STATED EXERCISE » Check each line of the listing for the string "عليكم", then state how many lines have it. Only the number is wanted.

==== EXERCISE MATERIAL ====

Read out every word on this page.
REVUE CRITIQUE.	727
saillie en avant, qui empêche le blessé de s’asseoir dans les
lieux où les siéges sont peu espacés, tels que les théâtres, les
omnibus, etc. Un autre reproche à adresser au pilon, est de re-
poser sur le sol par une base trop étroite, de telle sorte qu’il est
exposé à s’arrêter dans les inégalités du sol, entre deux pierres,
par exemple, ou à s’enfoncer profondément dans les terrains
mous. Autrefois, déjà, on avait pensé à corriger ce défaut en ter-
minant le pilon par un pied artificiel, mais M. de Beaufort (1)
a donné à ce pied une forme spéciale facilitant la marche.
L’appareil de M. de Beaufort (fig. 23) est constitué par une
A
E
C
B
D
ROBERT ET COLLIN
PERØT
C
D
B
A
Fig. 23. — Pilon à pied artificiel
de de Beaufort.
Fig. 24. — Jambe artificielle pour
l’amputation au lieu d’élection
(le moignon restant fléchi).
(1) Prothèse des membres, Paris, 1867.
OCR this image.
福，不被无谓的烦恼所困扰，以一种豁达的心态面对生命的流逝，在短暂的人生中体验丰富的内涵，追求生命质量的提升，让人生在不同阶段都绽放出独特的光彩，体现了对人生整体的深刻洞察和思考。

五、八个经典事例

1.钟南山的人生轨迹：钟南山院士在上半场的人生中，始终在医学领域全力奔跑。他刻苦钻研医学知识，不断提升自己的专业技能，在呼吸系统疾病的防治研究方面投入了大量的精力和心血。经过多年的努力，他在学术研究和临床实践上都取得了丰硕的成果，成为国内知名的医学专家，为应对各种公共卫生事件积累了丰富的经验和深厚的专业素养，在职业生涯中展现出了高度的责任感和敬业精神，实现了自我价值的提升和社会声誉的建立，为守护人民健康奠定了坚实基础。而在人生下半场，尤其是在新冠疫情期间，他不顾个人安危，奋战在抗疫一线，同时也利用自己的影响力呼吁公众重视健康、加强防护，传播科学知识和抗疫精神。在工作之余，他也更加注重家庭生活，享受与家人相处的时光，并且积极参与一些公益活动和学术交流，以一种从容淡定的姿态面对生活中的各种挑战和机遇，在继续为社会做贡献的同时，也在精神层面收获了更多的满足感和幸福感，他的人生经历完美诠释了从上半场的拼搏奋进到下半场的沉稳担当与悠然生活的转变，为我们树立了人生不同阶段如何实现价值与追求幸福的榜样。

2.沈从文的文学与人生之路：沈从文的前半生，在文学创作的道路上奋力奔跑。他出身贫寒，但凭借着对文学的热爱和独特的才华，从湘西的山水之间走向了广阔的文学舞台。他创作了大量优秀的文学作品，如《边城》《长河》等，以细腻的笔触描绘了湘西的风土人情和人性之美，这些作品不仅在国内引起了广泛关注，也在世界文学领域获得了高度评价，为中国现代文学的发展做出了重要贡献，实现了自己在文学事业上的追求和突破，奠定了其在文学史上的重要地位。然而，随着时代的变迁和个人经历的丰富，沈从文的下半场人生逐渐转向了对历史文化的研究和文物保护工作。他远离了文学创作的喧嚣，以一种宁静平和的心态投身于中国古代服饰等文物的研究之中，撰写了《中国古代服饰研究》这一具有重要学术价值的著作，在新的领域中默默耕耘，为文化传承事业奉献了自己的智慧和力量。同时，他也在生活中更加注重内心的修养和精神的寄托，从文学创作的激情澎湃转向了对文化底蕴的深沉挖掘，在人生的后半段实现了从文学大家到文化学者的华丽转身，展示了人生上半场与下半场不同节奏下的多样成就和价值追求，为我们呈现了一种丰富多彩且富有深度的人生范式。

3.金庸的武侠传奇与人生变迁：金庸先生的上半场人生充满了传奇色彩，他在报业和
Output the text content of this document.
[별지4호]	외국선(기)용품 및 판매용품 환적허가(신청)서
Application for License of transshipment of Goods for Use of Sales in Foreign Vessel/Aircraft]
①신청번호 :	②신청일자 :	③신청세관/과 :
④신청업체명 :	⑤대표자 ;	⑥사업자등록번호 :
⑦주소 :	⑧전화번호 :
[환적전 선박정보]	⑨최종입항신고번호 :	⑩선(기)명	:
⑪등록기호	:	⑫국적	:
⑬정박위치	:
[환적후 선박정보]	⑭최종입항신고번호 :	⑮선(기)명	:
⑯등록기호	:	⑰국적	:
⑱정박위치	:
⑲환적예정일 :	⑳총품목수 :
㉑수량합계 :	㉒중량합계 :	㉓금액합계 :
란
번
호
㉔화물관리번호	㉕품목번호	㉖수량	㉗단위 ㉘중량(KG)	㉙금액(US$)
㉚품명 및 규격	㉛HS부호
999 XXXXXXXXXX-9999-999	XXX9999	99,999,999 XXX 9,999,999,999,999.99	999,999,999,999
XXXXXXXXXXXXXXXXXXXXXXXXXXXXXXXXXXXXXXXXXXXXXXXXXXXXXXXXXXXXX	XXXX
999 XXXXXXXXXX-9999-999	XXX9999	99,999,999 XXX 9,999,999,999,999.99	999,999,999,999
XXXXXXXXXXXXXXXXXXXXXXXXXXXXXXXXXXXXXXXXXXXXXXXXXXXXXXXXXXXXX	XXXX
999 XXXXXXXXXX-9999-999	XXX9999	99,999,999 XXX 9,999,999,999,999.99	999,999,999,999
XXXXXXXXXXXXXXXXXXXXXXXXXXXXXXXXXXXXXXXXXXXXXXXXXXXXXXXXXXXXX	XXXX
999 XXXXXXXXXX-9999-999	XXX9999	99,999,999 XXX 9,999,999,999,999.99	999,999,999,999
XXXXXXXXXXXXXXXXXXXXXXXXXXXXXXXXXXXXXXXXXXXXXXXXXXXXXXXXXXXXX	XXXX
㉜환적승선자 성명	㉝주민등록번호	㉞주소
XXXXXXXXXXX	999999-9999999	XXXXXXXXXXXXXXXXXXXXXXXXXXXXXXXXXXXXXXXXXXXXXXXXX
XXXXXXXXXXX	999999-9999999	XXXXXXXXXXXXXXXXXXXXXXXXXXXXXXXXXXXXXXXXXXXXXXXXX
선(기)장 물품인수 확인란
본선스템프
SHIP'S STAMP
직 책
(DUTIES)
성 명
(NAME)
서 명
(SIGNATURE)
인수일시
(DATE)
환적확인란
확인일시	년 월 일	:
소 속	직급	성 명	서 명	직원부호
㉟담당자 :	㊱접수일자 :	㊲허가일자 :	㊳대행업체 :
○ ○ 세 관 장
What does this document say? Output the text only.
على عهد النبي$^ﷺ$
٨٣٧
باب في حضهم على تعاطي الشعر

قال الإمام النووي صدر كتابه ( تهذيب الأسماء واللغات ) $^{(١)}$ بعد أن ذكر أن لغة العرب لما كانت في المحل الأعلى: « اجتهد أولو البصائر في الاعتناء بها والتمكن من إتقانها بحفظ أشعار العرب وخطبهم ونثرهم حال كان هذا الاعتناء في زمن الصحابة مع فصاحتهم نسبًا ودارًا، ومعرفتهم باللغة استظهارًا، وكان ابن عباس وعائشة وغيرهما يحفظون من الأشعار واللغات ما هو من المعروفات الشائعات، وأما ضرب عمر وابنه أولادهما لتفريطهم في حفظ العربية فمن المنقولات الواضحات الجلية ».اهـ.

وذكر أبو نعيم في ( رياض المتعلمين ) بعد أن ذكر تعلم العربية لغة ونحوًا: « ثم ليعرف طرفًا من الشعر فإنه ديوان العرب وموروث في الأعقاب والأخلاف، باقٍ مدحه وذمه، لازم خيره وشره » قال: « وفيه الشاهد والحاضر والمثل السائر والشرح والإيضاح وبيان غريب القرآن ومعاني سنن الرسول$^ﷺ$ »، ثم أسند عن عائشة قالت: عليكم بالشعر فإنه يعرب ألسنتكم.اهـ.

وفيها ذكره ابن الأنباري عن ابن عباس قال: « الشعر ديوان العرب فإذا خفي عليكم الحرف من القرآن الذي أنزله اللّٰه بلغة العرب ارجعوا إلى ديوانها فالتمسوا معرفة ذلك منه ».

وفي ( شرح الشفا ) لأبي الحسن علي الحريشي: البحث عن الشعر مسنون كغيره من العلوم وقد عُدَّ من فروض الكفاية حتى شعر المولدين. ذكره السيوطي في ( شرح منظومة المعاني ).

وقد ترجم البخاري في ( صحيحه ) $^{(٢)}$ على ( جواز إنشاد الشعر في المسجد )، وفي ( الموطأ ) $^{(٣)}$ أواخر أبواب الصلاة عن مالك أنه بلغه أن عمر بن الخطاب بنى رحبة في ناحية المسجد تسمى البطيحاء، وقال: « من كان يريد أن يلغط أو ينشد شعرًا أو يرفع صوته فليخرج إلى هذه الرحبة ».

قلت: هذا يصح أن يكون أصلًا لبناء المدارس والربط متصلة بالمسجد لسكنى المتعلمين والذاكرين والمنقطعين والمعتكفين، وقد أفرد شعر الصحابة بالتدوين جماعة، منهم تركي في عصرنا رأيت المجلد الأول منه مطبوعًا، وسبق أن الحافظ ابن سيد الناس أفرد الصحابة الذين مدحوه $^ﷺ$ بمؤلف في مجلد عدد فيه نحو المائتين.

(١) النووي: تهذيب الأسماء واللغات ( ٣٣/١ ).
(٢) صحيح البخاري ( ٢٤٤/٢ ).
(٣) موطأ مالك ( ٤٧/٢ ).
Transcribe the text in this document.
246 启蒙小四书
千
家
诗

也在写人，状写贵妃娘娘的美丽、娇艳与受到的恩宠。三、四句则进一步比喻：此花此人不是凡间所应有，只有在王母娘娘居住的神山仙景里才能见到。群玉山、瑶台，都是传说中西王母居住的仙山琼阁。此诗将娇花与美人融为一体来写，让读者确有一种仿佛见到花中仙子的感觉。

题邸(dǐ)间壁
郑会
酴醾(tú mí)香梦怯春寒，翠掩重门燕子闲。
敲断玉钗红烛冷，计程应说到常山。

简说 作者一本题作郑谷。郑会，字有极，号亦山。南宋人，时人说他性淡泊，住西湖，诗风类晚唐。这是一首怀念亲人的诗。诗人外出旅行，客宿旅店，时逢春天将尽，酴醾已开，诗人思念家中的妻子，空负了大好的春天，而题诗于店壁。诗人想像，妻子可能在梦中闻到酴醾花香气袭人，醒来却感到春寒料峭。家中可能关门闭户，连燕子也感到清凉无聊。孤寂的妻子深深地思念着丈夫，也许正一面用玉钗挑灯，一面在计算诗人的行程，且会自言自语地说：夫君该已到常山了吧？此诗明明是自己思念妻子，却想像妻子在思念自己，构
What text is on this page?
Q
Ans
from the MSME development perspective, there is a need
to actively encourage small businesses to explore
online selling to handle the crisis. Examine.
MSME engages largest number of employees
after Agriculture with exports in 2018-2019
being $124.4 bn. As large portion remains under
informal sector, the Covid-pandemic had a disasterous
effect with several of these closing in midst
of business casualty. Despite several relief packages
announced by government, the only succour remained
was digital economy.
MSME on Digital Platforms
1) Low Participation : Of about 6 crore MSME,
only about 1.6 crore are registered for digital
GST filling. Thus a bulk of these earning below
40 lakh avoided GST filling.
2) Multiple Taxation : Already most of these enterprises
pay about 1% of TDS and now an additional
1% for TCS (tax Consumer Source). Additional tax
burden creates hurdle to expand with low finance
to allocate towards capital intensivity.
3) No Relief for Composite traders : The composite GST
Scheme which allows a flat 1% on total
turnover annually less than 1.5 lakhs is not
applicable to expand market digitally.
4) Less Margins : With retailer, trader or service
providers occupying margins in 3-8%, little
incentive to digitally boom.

====

OUTPUT OF THE EXERCISE » 2